◆ **TASK OBJECTIVE**
Images aside, return all the entries exactly.

Data excerpts
---
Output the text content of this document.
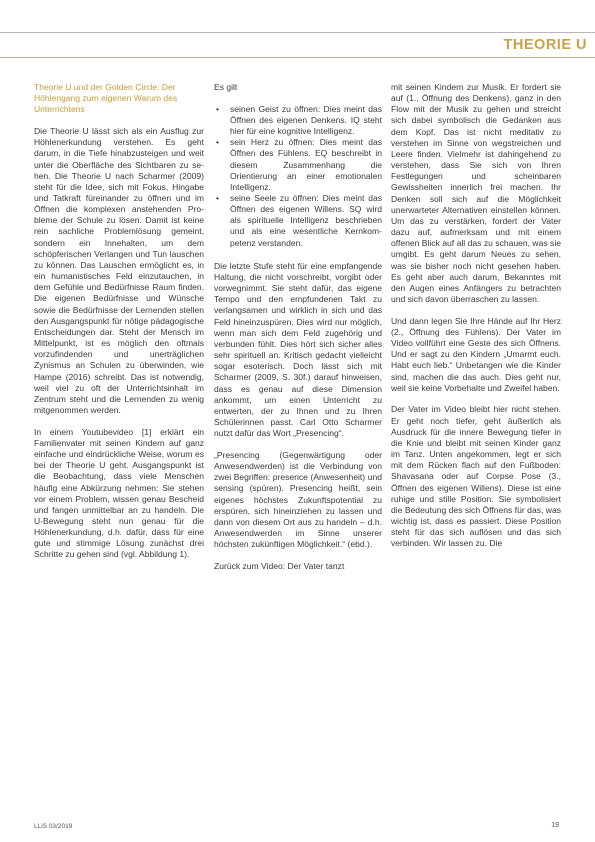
THEORIE U

Theorie U und der Golden Circle: Der Höhlengang zum eigenen Warum des Unterrichtens

Die Theorie U lässt sich als ein Ausflug zur Höhlenerkundung verstehen. Es geht darum, in die Tiefe hinabzusteigen und weit unter die Oberfläche des Sichtbaren zu sehen. Die Theorie U nach Scharmer (2009) steht für die Idee, sich mit Fokus, Hingabe und Tatkraft füreinander zu öffnen und im Öffnen die komplexen anstehenden Probleme der Schule zu lösen. Damit ist keine rein sachliche Problemlösung gemeint, sondern ein Innehalten, um dem schöpferischen Verlangen und Tun lauschen zu können. Das Lauschen ermöglicht es, in ein humanistisches Feld einzutauchen, in dem Gefühle und Bedürfnisse Raum finden. Die eigenen Bedürfnisse und Wünsche sowie die Bedürfnisse der Lernenden stellen den Ausgangspunkt für nötige pädagogische Entscheidungen dar. Steht der Mensch im Mittelpunkt, ist es möglich den oftmals vorzufindenden und unerträglichen Zynismus an Schulen zu überwinden, wie Hampe (2016) schreibt. Das ist notwendig, weil viel zu oft der Unterrichtsinhalt im Zentrum steht und die Lernenden zu wenig mitgenommen werden.

In einem Youtubevideo [1] erklärt ein Familienvater mit seinen Kindern auf ganz einfache und eindrückliche Weise, worum es bei der Theorie U geht. Ausgangspunkt ist die Beobachtung, dass viele Menschen häufig eine Abkürzung nehmen: Sie stehen vor einem Problem, wissen genau Bescheid und fangen unmittelbar an zu handeln. Die U-Bewegung steht nun genau für die Höhlenerkundung, d.h. dafür, dass für eine gute und stimmige Lösung zunächst drei Schritte zu gehen sind (vgl. Abbildung 1).

Es gilt

• seinen Geist zu öffnen: Dies meint das Öffnen des eigenen Denkens. IQ steht hier für eine kognitive Intelligenz.
• sein Herz zu öffnen: Dies meint das Öffnen des Fühlens. EQ beschreibt in diesem Zusammenhang die Orientierung an einer emotionalen Intelligenz.
• seine Seele zu öffnen: Dies meint das Öffnen des eigenen Willens. SQ wird als spirituelle Intelligenz beschrieben und als eine wesentliche Kernkompetenz verstanden.

Die letzte Stufe steht für eine empfangende Haltung, die nicht vorschreibt, vorgibt oder vorwegnimmt. Sie steht dafür, das eigene Tempo und den empfundenen Takt zu verlangsamen und wirklich in sich und das Feld hineinzuspüren. Dies wird nur möglich, wenn man sich dem Feld zugehörig und verbunden fühlt. Dies hört sich sicher alles sehr spirituell an. Kritisch gedacht vielleicht sogar esoterisch. Doch lässt sich mit Scharmer (2009, S. 30f.) darauf hinweisen, dass es genau auf diese Dimension ankommt, um einen Unterricht zu entwerten, der zu Ihnen und zu Ihren Schülerinnen passt. Carl Otto Scharmer nutzt dafür das Wort „Presencing“.

„Presencing (Gegenwärtigung oder Anwesendwerden) ist die Verbindung von zwei Begriffen: presence (Anwesenheit) und sensing (spüren). Presencing heißt, sein eigenes höchstes Zukunftspotential zu erspüren, sich hineinziehen zu lassen und dann von diesem Ort aus zu handeln – d.h. Anwesendwerden im Sinne unserer höchsten zukünftigen Möglichkeit.“ (ebd.).

Zurück zum Video: Der Vater tanzt

mit seinen Kindern zur Musik. Er fordert sie auf (1., Öffnung des Denkens), ganz in den Flow mit der Musik zu gehen und streicht sich dabei symbolisch die Gedanken aus dem Kopf. Das ist nicht meditativ zu verstehen im Sinne von wegstreichen und Leere finden. Vielmehr ist dahingehend zu verstehen, dass Sie sich von Ihren Festlegungen und scheinbaren Gewissheiten innerlich frei machen. Ihr Denken soll sich auf die Möglichkeit unerwarteter Alternativen einstellen können. Um das zu verstärken, fordert der Vater dazu auf, aufmerksam und mit einem offenen Blick auf all das zu schauen, was sie umgibt. Es geht darum Neues zu sehen, was sie bisher noch nicht gesehen haben. Es geht aber auch darum, Bekanntes mit den Augen eines Anfängers zu betrachten und sich davon überraschen zu lassen.

Und dann legen Sie Ihre Hände auf Ihr Herz (2., Öffnung des Fühlens). Der Vater im Video vollführt eine Geste des sich Öffnens. Und er sagt zu den Kindern „Umarmt euch. Habt euch lieb.“ Unbetangen wie die Kinder sind, machen die das auch. Dies geht nur, weil sie keine Vorbehalte und Zweifel haben.

Der Vater im Video bleibt hier nicht stehen. Er geht noch tiefer, geht äußerlich als Ausdruck für die innere Bewegung tiefer in die Knie und bleibt mit seinen Kinder ganz im Tanz. Unten angekommen, legt er sich mit dem Rücken flach auf den Fußboden: Shavasana oder auf Corpse Pose (3., Öffnen des eigenen Willens). Diese ist eine ruhige und stille Position. Sie symbolisiert die Bedeutung des sich Öffnens für das, was wichtig ist, dass es passiert. Diese Position steht für das sich auflösen und das sich verbinden. Wir lassen zu. Die

LLiS 03/2019	19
---
◆ **ANSWER AREA**
Output the text content of this document.
THEORIE U

Theorie U und der Golden Circle: Der Höhlengang zum eigenen Warum des Unterrichtens

Die Theorie U lässt sich als ein Ausflug zur Höhlenerkundung verstehen. Es geht darum, in die Tiefe hinabzusteigen und weit unter die Oberfläche des Sichtbaren zu sehen. Die Theorie U nach Scharmer (2009) steht für die Idee, sich mit Fokus, Hingabe und Tatkraft füreinander zu öffnen und im Öffnen die komplexen anstehenden Probleme der Schule zu lösen. Damit ist keine rein sachliche Problemlösung gemeint, sondern ein Innehalten, um dem schöpferischen Verlangen und Tun lauschen zu können. Das Lauschen ermöglicht es, in ein humanistisches Feld einzutauchen, in dem Gefühle und Bedürfnisse Raum finden. Die eigenen Bedürfnisse und Wünsche sowie die Bedürfnisse der Lernenden stellen den Ausgangspunkt für nötige pädagogische Entscheidungen dar. Steht der Mensch im Mittelpunkt, ist es möglich den oftmals vorzufindenden und unerträglichen Zynismus an Schulen zu überwinden, wie Hampe (2016) schreibt. Das ist notwendig, weil viel zu oft der Unterrichtsinhalt im Zentrum steht und die Lernenden zu wenig mitgenommen werden.

In einem Youtubevideo [1] erklärt ein Familienvater mit seinen Kindern auf ganz einfache und eindrückliche Weise, worum es bei der Theorie U geht. Ausgangspunkt ist die Beobachtung, dass viele Menschen häufig eine Abkürzung nehmen: Sie stehen vor einem Problem, wissen genau Bescheid und fangen unmittelbar an zu handeln. Die U-Bewegung steht nun genau für die Höhlenerkundung, d.h. dafür, dass für eine gute und stimmige Lösung zunächst drei Schritte zu gehen sind (vgl. Abbildung 1).

Es gilt

• seinen Geist zu öffnen: Dies meint das Öffnen des eigenen Denkens. IQ steht hier für eine kognitive Intelligenz.
• sein Herz zu öffnen: Dies meint das Öffnen des Fühlens. EQ beschreibt in diesem Zusammenhang die Orientierung an einer emotionalen Intelligenz.
• seine Seele zu öffnen: Dies meint das Öffnen des eigenen Willens. SQ wird als spirituelle Intelligenz beschrieben und als eine wesentliche Kernkompetenz verstanden.

Die letzte Stufe steht für eine empfangende Haltung, die nicht vorschreibt, vorgibt oder vorwegnimmt. Sie steht dafür, das eigene Tempo und den empfundenen Takt zu verlangsamen und wirklich in sich und das Feld hineinzuspüren. Dies wird nur möglich, wenn man sich dem Feld zugehörig und verbunden fühlt. Dies hört sich sicher alles sehr spirituell an. Kritisch gedacht vielleicht sogar esoterisch. Doch lässt sich mit Scharmer (2009, S. 30f.) darauf hinweisen, dass es genau auf diese Dimension ankommt, um einen Unterricht zu entwerten, der zu Ihnen und zu Ihren Schülerinnen passt. Carl Otto Scharmer nutzt dafür das Wort „Presencing“.

„Presencing (Gegenwärtigung oder Anwesendwerden) ist die Verbindung von zwei Begriffen: presence (Anwesenheit) und sensing (spüren). Presencing heißt, sein eigenes höchstes Zukunftspotential zu erspüren, sich hineinziehen zu lassen und dann von diesem Ort aus zu handeln – d.h. Anwesendwerden im Sinne unserer höchsten zukünftigen Möglichkeit.“ (ebd.).

Zurück zum Video: Der Vater tanzt

mit seinen Kindern zur Musik. Er fordert sie auf (1., Öffnung des Denkens), ganz in den Flow mit der Musik zu gehen und streicht sich dabei symbolisch die Gedanken aus dem Kopf. Das ist nicht meditativ zu verstehen im Sinne von wegstreichen und Leere finden. Vielmehr ist dahingehend zu verstehen, dass Sie sich von Ihren Festlegungen und scheinbaren Gewissheiten innerlich frei machen. Ihr Denken soll sich auf die Möglichkeit unerwarteter Alternativen einstellen können. Um das zu verstärken, fordert der Vater dazu auf, aufmerksam und mit einem offenen Blick auf all das zu schauen, was sie umgibt. Es geht darum Neues zu sehen, was sie bisher noch nicht gesehen haben. Es geht aber auch darum, Bekanntes mit den Augen eines Anfängers zu betrachten und sich davon überraschen zu lassen.

Und dann legen Sie Ihre Hände auf Ihr Herz (2., Öffnung des Fühlens). Der Vater im Video vollführt eine Geste des sich Öffnens. Und er sagt zu den Kindern „Umarmt euch. Habt euch lieb.“ Unbetangen wie die Kinder sind, machen die das auch. Dies geht nur, weil sie keine Vorbehalte und Zweifel haben.

Der Vater im Video bleibt hier nicht stehen. Er geht noch tiefer, geht äußerlich als Ausdruck für die innere Bewegung tiefer in die Knie und bleibt mit seinen Kinder ganz im Tanz. Unten angekommen, legt er sich mit dem Rücken flach auf den Fußboden: Shavasana oder auf Corpse Pose (3., Öffnen des eigenen Willens). Diese ist eine ruhige und stille Position. Sie symbolisiert die Bedeutung des sich Öffnens für das, was wichtig ist, dass es passiert. Diese Position steht für das sich auflösen und das sich verbinden. Wir lassen zu. Die

LLiS 03/2019	19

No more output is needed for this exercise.